What you should do
Copy every line below exactly.

Data shown
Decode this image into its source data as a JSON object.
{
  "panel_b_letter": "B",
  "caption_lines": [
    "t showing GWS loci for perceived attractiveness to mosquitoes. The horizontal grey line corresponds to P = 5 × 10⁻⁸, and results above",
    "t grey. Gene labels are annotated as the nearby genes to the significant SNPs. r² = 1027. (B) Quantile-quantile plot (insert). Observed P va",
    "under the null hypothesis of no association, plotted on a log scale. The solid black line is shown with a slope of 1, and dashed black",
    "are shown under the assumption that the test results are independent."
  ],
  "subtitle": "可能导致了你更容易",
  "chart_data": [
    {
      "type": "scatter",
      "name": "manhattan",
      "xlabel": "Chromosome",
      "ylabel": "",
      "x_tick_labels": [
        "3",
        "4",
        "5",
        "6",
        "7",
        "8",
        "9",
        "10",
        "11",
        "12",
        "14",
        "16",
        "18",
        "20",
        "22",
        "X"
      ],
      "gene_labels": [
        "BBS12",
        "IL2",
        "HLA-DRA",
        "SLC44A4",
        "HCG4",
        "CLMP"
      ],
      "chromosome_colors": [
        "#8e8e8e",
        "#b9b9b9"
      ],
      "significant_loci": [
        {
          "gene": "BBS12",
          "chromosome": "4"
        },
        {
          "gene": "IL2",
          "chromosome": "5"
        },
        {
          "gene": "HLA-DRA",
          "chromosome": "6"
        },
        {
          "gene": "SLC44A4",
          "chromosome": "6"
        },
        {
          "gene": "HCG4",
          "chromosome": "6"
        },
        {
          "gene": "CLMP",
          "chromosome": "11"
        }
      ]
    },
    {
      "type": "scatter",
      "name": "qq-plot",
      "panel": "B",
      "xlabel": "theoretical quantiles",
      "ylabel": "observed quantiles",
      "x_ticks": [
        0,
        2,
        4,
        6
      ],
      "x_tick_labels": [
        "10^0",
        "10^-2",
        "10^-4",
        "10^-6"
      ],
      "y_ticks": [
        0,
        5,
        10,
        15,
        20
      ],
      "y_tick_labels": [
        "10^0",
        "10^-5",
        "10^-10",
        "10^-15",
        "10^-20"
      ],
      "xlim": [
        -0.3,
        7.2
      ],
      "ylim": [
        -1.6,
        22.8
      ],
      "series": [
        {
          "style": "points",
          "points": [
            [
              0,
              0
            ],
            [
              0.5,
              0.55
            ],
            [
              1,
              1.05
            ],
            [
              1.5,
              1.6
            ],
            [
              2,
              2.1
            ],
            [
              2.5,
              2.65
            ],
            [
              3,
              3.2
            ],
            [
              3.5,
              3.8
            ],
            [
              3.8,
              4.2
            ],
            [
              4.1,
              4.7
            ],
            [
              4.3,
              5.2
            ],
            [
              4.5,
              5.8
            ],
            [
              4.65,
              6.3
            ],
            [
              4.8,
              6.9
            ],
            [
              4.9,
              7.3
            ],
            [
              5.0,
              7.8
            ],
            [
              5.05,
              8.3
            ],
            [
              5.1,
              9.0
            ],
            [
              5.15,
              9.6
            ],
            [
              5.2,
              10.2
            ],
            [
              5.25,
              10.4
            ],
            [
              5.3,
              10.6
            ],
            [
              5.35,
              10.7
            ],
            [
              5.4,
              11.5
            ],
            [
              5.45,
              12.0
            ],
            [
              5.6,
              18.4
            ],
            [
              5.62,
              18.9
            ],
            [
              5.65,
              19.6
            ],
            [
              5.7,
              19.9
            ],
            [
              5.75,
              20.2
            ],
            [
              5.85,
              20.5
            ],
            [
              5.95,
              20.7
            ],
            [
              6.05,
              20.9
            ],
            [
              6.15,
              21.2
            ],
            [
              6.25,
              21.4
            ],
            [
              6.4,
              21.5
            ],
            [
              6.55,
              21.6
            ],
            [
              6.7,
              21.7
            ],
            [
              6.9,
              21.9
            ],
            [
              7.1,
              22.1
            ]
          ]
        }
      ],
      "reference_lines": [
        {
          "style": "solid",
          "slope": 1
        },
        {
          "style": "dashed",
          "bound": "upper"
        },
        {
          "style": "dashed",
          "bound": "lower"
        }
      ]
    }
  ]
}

Written reply
Decode this image into its source data as a JSON object.
{
  "panel_b_letter": "B",
  "caption_lines": [
    "t showing GWS loci for perceived attractiveness to mosquitoes. The horizontal grey line corresponds to P = 5 × 10⁻⁸, and results above",
    "t grey. Gene labels are annotated as the nearby genes to the significant SNPs. r² = 1027. (B) Quantile-quantile plot (insert). Observed P va",
    "under the null hypothesis of no association, plotted on a log scale. The solid black line is shown with a slope of 1, and dashed black",
    "are shown under the assumption that the test results are independent."
  ],
  "subtitle": "可能导致了你更容易",
  "chart_data": [
    {
      "type": "scatter",
      "name": "manhattan",
      "xlabel": "Chromosome",
      "ylabel": "",
      "x_tick_labels": [
        "3",
        "4",
        "5",
        "6",
        "7",
        "8",
        "9",
        "10",
        "11",
        "12",
        "14",
        "16",
        "18",
        "20",
        "22",
        "X"
      ],
      "gene_labels": [
        "BBS12",
        "IL2",
        "HLA-DRA",
        "SLC44A4",
        "HCG4",
        "CLMP"
      ],
      "chromosome_colors": [
        "#8e8e8e",
        "#b9b9b9"
      ],
      "significant_loci": [
        {
          "gene": "BBS12",
          "chromosome": "4"
        },
        {
          "gene": "IL2",
          "chromosome": "5"
        },
        {
          "gene": "HLA-DRA",
          "chromosome": "6"
        },
        {
          "gene": "SLC44A4",
          "chromosome": "6"
        },
        {
          "gene": "HCG4",
          "chromosome": "6"
        },
        {
          "gene": "CLMP",
          "chromosome": "11"
        }
      ]
    },
    {
      "type": "scatter",
      "name": "qq-plot",
      "panel": "B",
      "xlabel": "theoretical quantiles",
      "ylabel": "observed quantiles",
      "x_ticks": [
        0,
        2,
        4,
        6
      ],
      "x_tick_labels": [
        "10^0",
        "10^-2",
        "10^-4",
        "10^-6"
      ],
      "y_ticks": [
        0,
        5,
        10,
        15,
        20
      ],
      "y_tick_labels": [
        "10^0",
        "10^-5",
        "10^-10",
        "10^-15",
        "10^-20"
      ],
      "xlim": [
        -0.3,
        7.2
      ],
      "ylim": [
        -1.6,
        22.8
      ],
      "series": [
        {
          "style": "points",
          "points": [
            [
              0,
              0
            ],
            [
              0.5,
              0.55
            ],
            [
              1,
              1.05
            ],
            [
              1.5,
              1.6
            ],
            [
              2,
              2.1
            ],
            [
              2.5,
              2.65
            ],
            [
              3,
              3.2
            ],
            [
              3.5,
              3.8
            ],
            [
              3.8,
              4.2
            ],
            [
              4.1,
              4.7
            ],
            [
              4.3,
              5.2
            ],
            [
              4.5,
              5.8
            ],
            [
              4.65,
              6.3
            ],
            [
              4.8,
              6.9
            ],
            [
              4.9,
              7.3
            ],
            [
              5.0,
              7.8
            ],
            [
              5.05,
              8.3
            ],
            [
              5.1,
              9.0
            ],
            [
              5.15,
              9.6
            ],
            [
              5.2,
              10.2
            ],
            [
              5.25,
              10.4
            ],
            [
              5.3,
              10.6
            ],
            [
              5.35,
              10.7
            ],
            [
              5.4,
              11.5
            ],
            [
              5.45,
              12.0
            ],
            [
              5.6,
              18.4
            ],
            [
              5.62,
              18.9
            ],
            [
              5.65,
              19.6
            ],
            [
              5.7,
              19.9
            ],
            [
              5.75,
              20.2
            ],
            [
              5.85,
              20.5
            ],
            [
              5.95,
              20.7
            ],
            [
              6.05,
              20.9
            ],
            [
              6.15,
              21.2
            ],
            [
              6.25,
              21.4
            ],
            [
              6.4,
              21.5
            ],
            [
              6.55,
              21.6
            ],
            [
              6.7,
              21.7
            ],
            [
              6.9,
              21.9
            ],
            [
              7.1,
              22.1
            ]
          ]
        }
      ],
      "reference_lines": [
        {
          "style": "solid",
          "slope": 1
        },
        {
          "style": "dashed",
          "bound": "upper"
        },
        {
          "style": "dashed",
          "bound": "lower"
        }
      ]
    }
  ]
}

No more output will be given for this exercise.